Copy word for word the line containing "Read out every word on this page." together with all lines following it to the end of the listing below, without the pictures.

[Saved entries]
::::
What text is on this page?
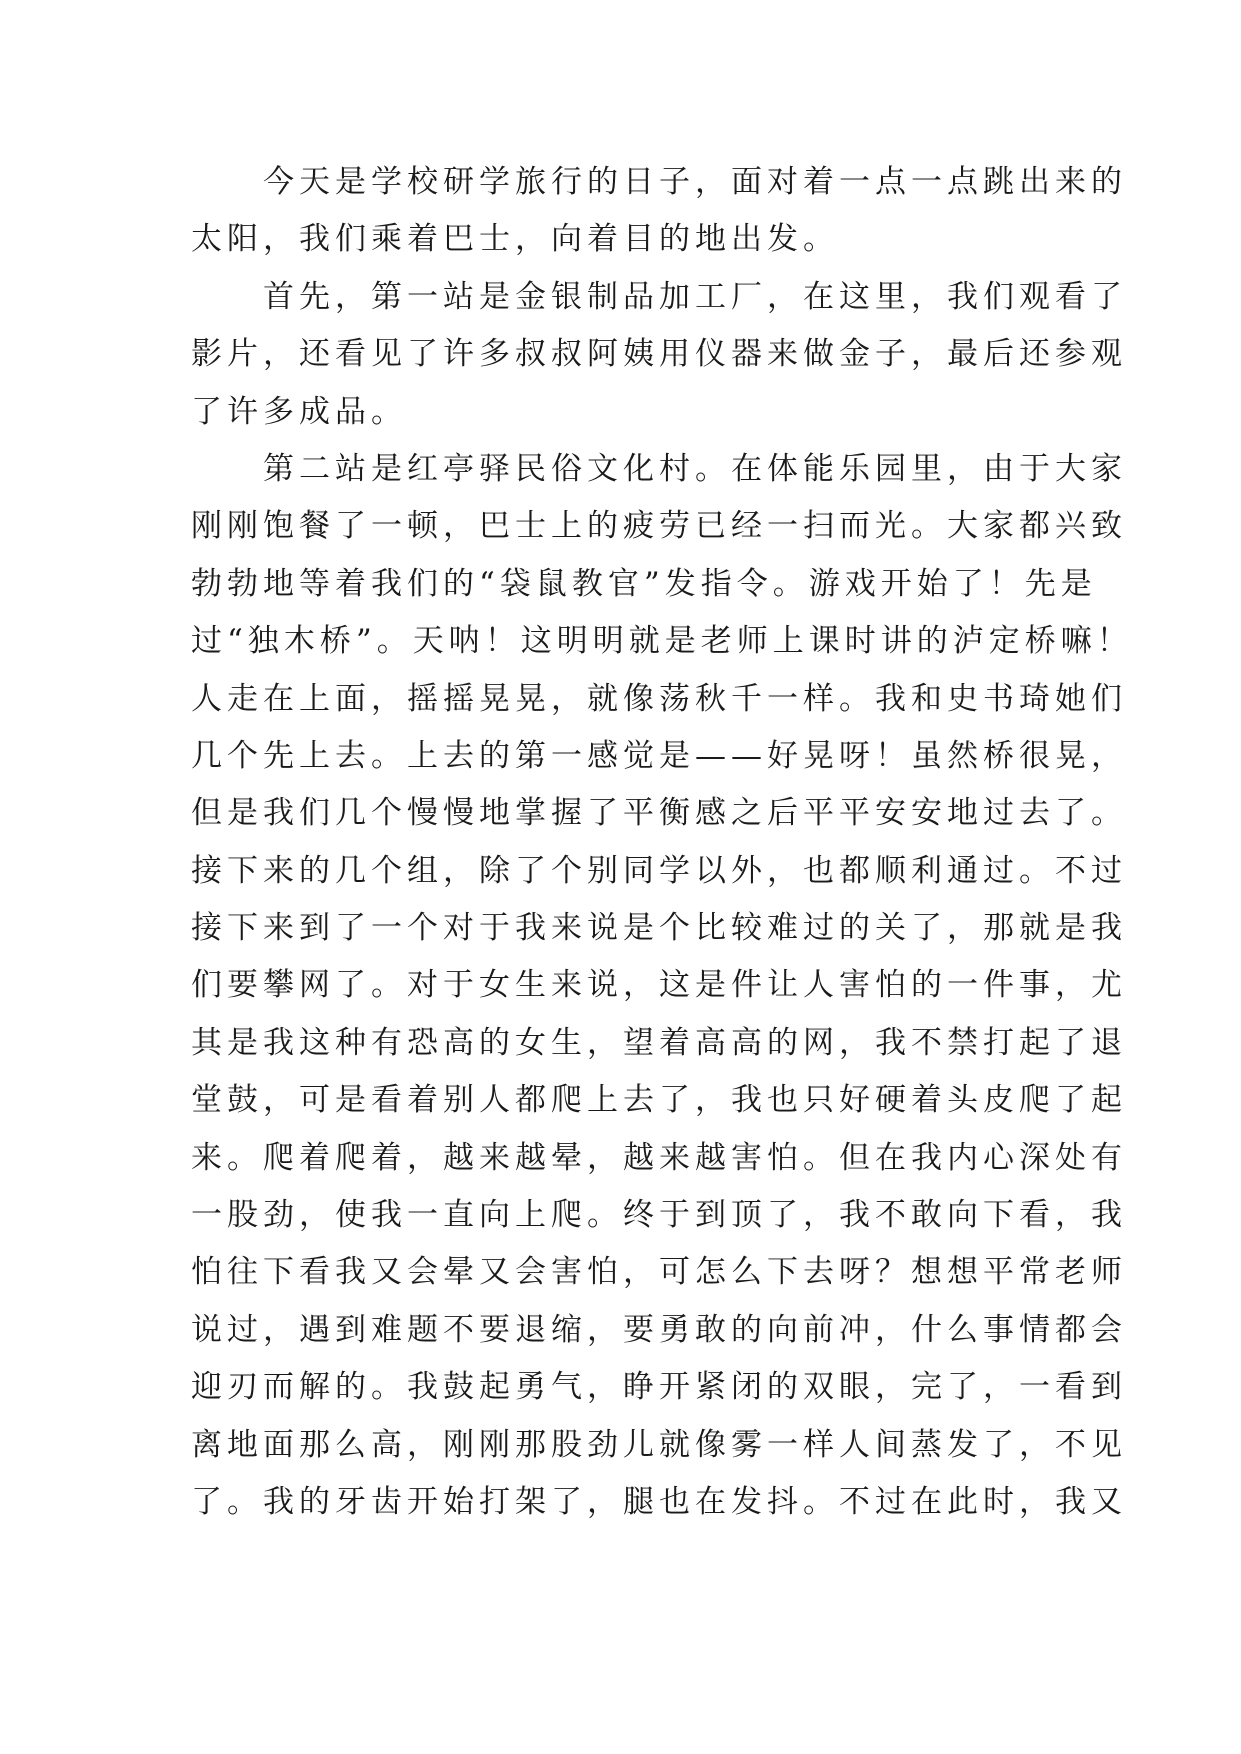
　　今天是学校研学旅行的日子，面对着一点一点跳出来的
太阳，我们乘着巴士，向着目的地出发。
　　首先，第一站是金银制品加工厂，在这里，我们观看了
影片，还看见了许多叔叔阿姨用仪器来做金子，最后还参观
了许多成品。
　　第二站是红亭驿民俗文化村。在体能乐园里，由于大家
刚刚饱餐了一顿，巴士上的疲劳已经一扫而光。大家都兴致
勃勃地等着我们的“袋鼠教官”发指令。游戏开始了！先是
过“独木桥”。天呐！这明明就是老师上课时讲的泸定桥嘛！
人走在上面，摇摇晃晃，就像荡秋千一样。我和史书琦她们
几个先上去。上去的第一感觉是——好晃呀！虽然桥很晃，
但是我们几个慢慢地掌握了平衡感之后平平安安地过去了。
接下来的几个组，除了个别同学以外，也都顺利通过。不过
接下来到了一个对于我来说是个比较难过的关了，那就是我
们要攀网了。对于女生来说，这是件让人害怕的一件事，尤
其是我这种有恐高的女生，望着高高的网，我不禁打起了退
堂鼓，可是看着别人都爬上去了，我也只好硬着头皮爬了起
来。爬着爬着，越来越晕，越来越害怕。但在我内心深处有
一股劲，使我一直向上爬。终于到顶了，我不敢向下看，我
怕往下看我又会晕又会害怕，可怎么下去呀？想想平常老师
说过，遇到难题不要退缩，要勇敢的向前冲，什么事情都会
迎刃而解的。我鼓起勇气，睁开紧闭的双眼，完了，一看到
离地面那么高，刚刚那股劲儿就像雾一样人间蒸发了，不见
了。我的牙齿开始打架了，腿也在发抖。不过在此时，我又
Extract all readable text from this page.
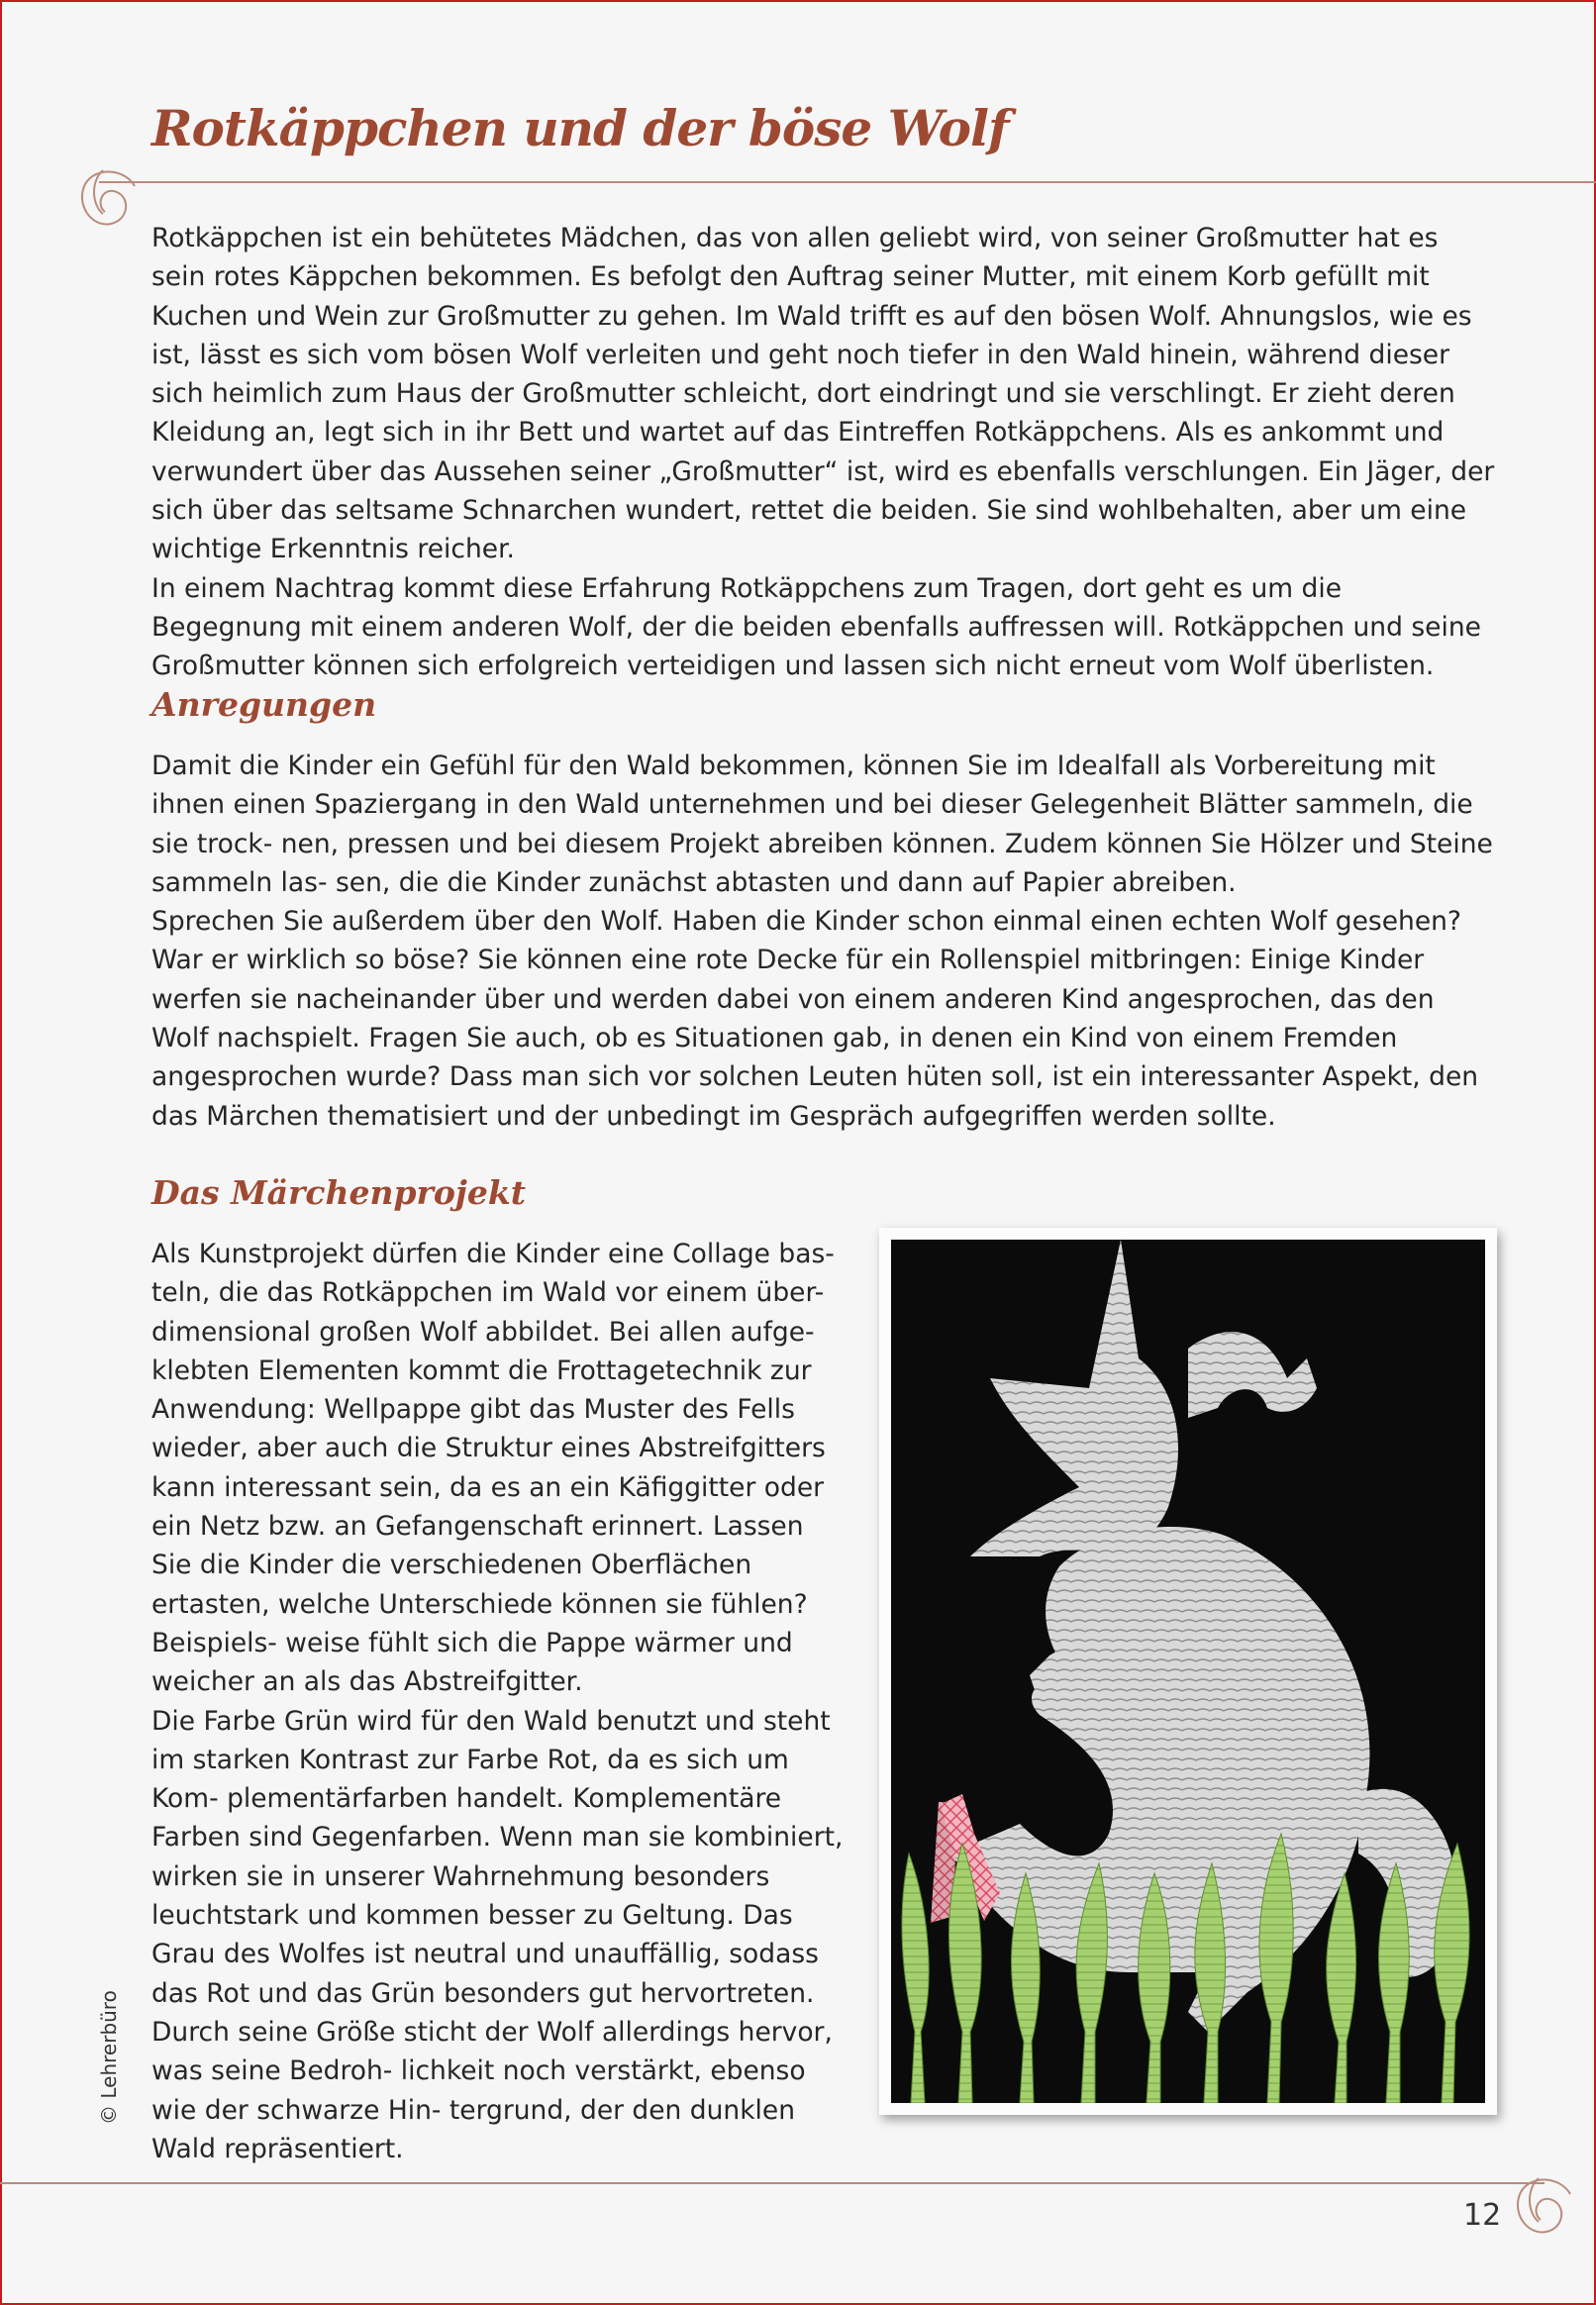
Rotkäppchen und der böse Wolf

Rotkäppchen ist ein behütetes Mädchen, das von allen geliebt wird, von seiner Großmutter hat es sein rotes Käppchen bekommen. Es befolgt den Auftrag seiner Mutter, mit einem Korb gefüllt mit Kuchen und Wein zur Großmutter zu gehen. Im Wald trifft es auf den bösen Wolf. Ahnungslos, wie es ist, lässt es sich vom bösen Wolf verleiten und geht noch tiefer in den Wald hinein, während dieser sich heimlich zum Haus der Großmutter schleicht, dort eindringt und sie verschlingt. Er zieht deren Kleidung an, legt sich in ihr Bett und wartet auf das Eintreffen Rotkäppchens. Als es ankommt und verwundert über das Aussehen seiner „Großmutter“ ist, wird es ebenfalls verschlungen. Ein Jäger, der sich über das seltsame Schnarchen wundert, rettet die beiden. Sie sind wohlbehalten, aber um eine wichtige Erkenntnis reicher.

In einem Nachtrag kommt diese Erfahrung Rotkäppchens zum Tragen, dort geht es um die Begegnung mit einem anderen Wolf, der die beiden ebenfalls auffressen will. Rotkäppchen und seine Großmutter können sich erfolgreich verteidigen und lassen sich nicht erneut vom Wolf überlisten.

Anregungen

Damit die Kinder ein Gefühl für den Wald bekommen, können Sie im Idealfall als Vorbereitung mit ihnen einen Spaziergang in den Wald unternehmen und bei dieser Gelegenheit Blätter sammeln, die sie trock- nen, pressen und bei diesem Projekt abreiben können. Zudem können Sie Hölzer und Steine sammeln las- sen, die die Kinder zunächst abtasten und dann auf Papier abreiben.

Sprechen Sie außerdem über den Wolf. Haben die Kinder schon einmal einen echten Wolf gesehen? War er wirklich so böse? Sie können eine rote Decke für ein Rollenspiel mitbringen: Einige Kinder werfen sie nacheinander über und werden dabei von einem anderen Kind angesprochen, das den Wolf nachspielt. Fragen Sie auch, ob es Situationen gab, in denen ein Kind von einem Fremden angesprochen wurde? Dass man sich vor solchen Leuten hüten soll, ist ein interessanter Aspekt, den das Märchen thematisiert und der unbedingt im Gespräch aufgegriffen werden sollte.

Das Märchenprojekt

Als Kunstprojekt dürfen die Kinder eine Collage bas- teln, die das Rotkäppchen im Wald vor einem über- dimensional großen Wolf abbildet. Bei allen aufge- klebten Elementen kommt die Frottagetechnik zur Anwendung: Wellpappe gibt das Muster des Fells wieder, aber auch die Struktur eines Abstreifgitters kann interessant sein, da es an ein Käfiggitter oder ein Netz bzw. an Gefangenschaft erinnert. Lassen Sie die Kinder die verschiedenen Oberflächen ertasten, welche Unterschiede können sie fühlen? Beispiels- weise fühlt sich die Pappe wärmer und weicher an als das Abstreifgitter.

Die Farbe Grün wird für den Wald benutzt und steht im starken Kontrast zur Farbe Rot, da es sich um Kom- plementärfarben handelt. Komplementäre Farben sind Gegenfarben. Wenn man sie kombiniert, wirken sie in unserer Wahrnehmung besonders leuchtstark und kommen besser zu Geltung. Das Grau des Wolfes ist neutral und unauffällig, sodass das Rot und das Grün besonders gut hervortreten. Durch seine Größe sticht der Wolf allerdings hervor, was seine Bedroh- lichkeit noch verstärkt, ebenso wie der schwarze Hin- tergrund, der den dunklen Wald repräsentiert.

© Lehrerbüro
12
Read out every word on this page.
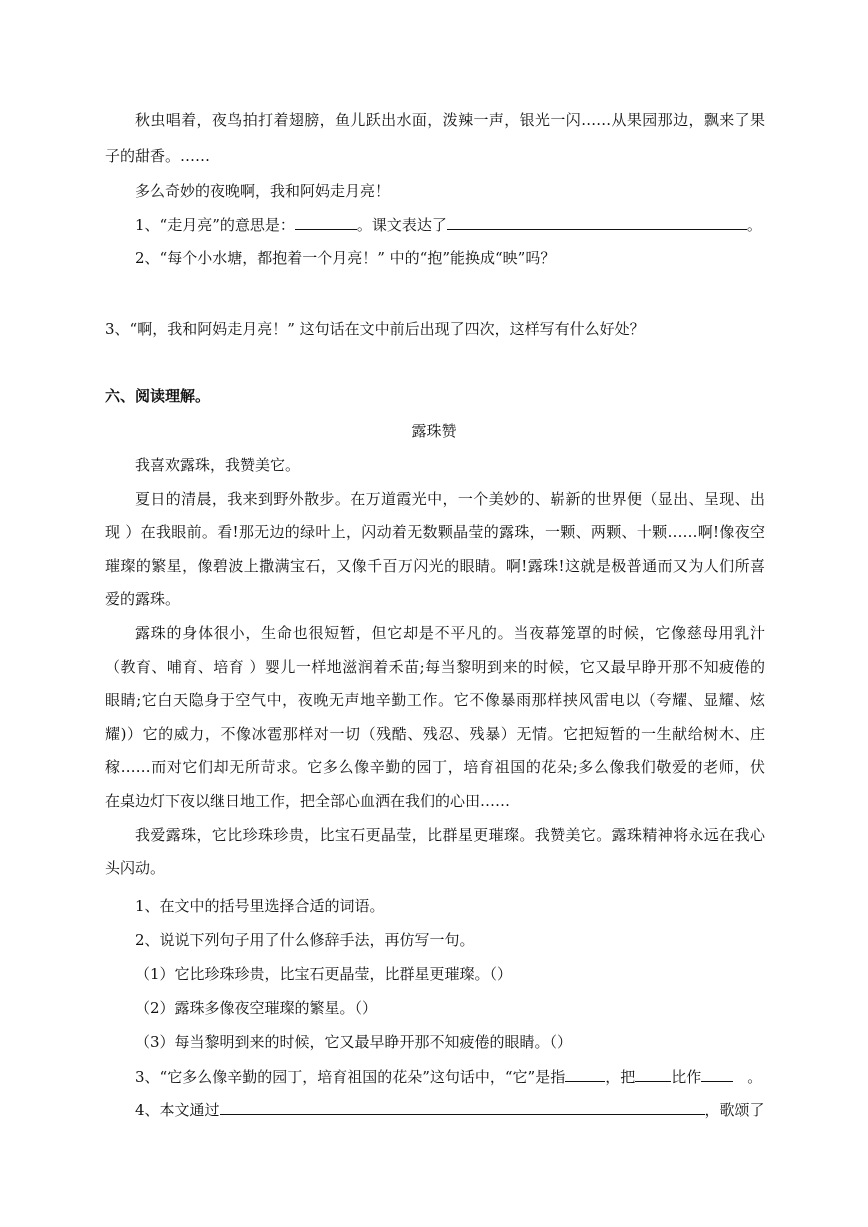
秋虫唱着，夜鸟拍打着翅膀，鱼儿跃出水面，泼辣一声，银光一闪……从果园那边，飘来了果
子的甜香。……
多么奇妙的夜晚啊，我和阿妈走月亮！
1、“走月亮”的意思是：	。课文表达了	。
2、“每个小水塘，都抱着一个月亮！” 中的“抱”能换成“映”吗？
3、“啊，我和阿妈走月亮！” 这句话在文中前后出现了四次，这样写有什么好处？
六、阅读理解。
露珠赞
我喜欢露珠，我赞美它。
夏日的清晨，我来到野外散步。在万道霞光中，一个美妙的、崭新的世界便（显出、呈现、出
现 ）在我眼前。看!那无边的绿叶上，闪动着无数颗晶莹的露珠，一颗、两颗、十颗……啊!像夜空
璀璨的繁星，像碧波上撒满宝石，又像千百万闪光的眼睛。啊!露珠!这就是极普通而又为人们所喜
爱的露珠。
露珠的身体很小，生命也很短暂，但它却是不平凡的。当夜幕笼罩的时候，它像慈母用乳汁
（教育、哺育、培育 ）婴儿一样地滋润着禾苗;每当黎明到来的时候，它又最早睁开那不知疲倦的
眼睛;它白天隐身于空气中，夜晚无声地辛勤工作。它不像暴雨那样挟风雷电以（夸耀、显耀、炫
耀)）它的威力，不像冰雹那样对一切（残酷、残忍、残暴）无情。它把短暂的一生献给树木、庄
稼……而对它们却无所苛求。它多么像辛勤的园丁，培育祖国的花朵;多么像我们敬爱的老师，伏
在桌边灯下夜以继日地工作，把全部心血洒在我们的心田……
我爱露珠，它比珍珠珍贵，比宝石更晶莹，比群星更璀璨。我赞美它。露珠精神将永远在我心
头闪动。
1、在文中的括号里选择合适的词语。
2、说说下列句子用了什么修辞手法，再仿写一句。
（1）它比珍珠珍贵，比宝石更晶莹，比群星更璀璨。（）
（2）露珠多像夜空璀璨的繁星。（）
（3）每当黎明到来的时候，它又最早睁开那不知疲倦的眼睛。（）
3、“它多么像辛勤的园丁，培育祖国的花朵”这句话中，“它”是指	，把 比作	。
4、本文通过	，歌颂了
::::
#### The response
Read out every word on this page.
秋虫唱着，夜鸟拍打着翅膀，鱼儿跃出水面，泼辣一声，银光一闪……从果园那边，飘来了果
子的甜香。……
多么奇妙的夜晚啊，我和阿妈走月亮！
1、“走月亮”的意思是：	。课文表达了	。
2、“每个小水塘，都抱着一个月亮！” 中的“抱”能换成“映”吗？
3、“啊，我和阿妈走月亮！” 这句话在文中前后出现了四次，这样写有什么好处？
六、阅读理解。
露珠赞
我喜欢露珠，我赞美它。
夏日的清晨，我来到野外散步。在万道霞光中，一个美妙的、崭新的世界便（显出、呈现、出
现 ）在我眼前。看!那无边的绿叶上，闪动着无数颗晶莹的露珠，一颗、两颗、十颗……啊!像夜空
璀璨的繁星，像碧波上撒满宝石，又像千百万闪光的眼睛。啊!露珠!这就是极普通而又为人们所喜
爱的露珠。
露珠的身体很小，生命也很短暂，但它却是不平凡的。当夜幕笼罩的时候，它像慈母用乳汁
（教育、哺育、培育 ）婴儿一样地滋润着禾苗;每当黎明到来的时候，它又最早睁开那不知疲倦的
眼睛;它白天隐身于空气中，夜晚无声地辛勤工作。它不像暴雨那样挟风雷电以（夸耀、显耀、炫
耀)）它的威力，不像冰雹那样对一切（残酷、残忍、残暴）无情。它把短暂的一生献给树木、庄
稼……而对它们却无所苛求。它多么像辛勤的园丁，培育祖国的花朵;多么像我们敬爱的老师，伏
在桌边灯下夜以继日地工作，把全部心血洒在我们的心田……
我爱露珠，它比珍珠珍贵，比宝石更晶莹，比群星更璀璨。我赞美它。露珠精神将永远在我心
头闪动。
1、在文中的括号里选择合适的词语。
2、说说下列句子用了什么修辞手法，再仿写一句。
（1）它比珍珠珍贵，比宝石更晶莹，比群星更璀璨。（）
（2）露珠多像夜空璀璨的繁星。（）
（3）每当黎明到来的时候，它又最早睁开那不知疲倦的眼睛。（）
3、“它多么像辛勤的园丁，培育祖国的花朵”这句话中，“它”是指	，把 比作	。
4、本文通过	，歌颂了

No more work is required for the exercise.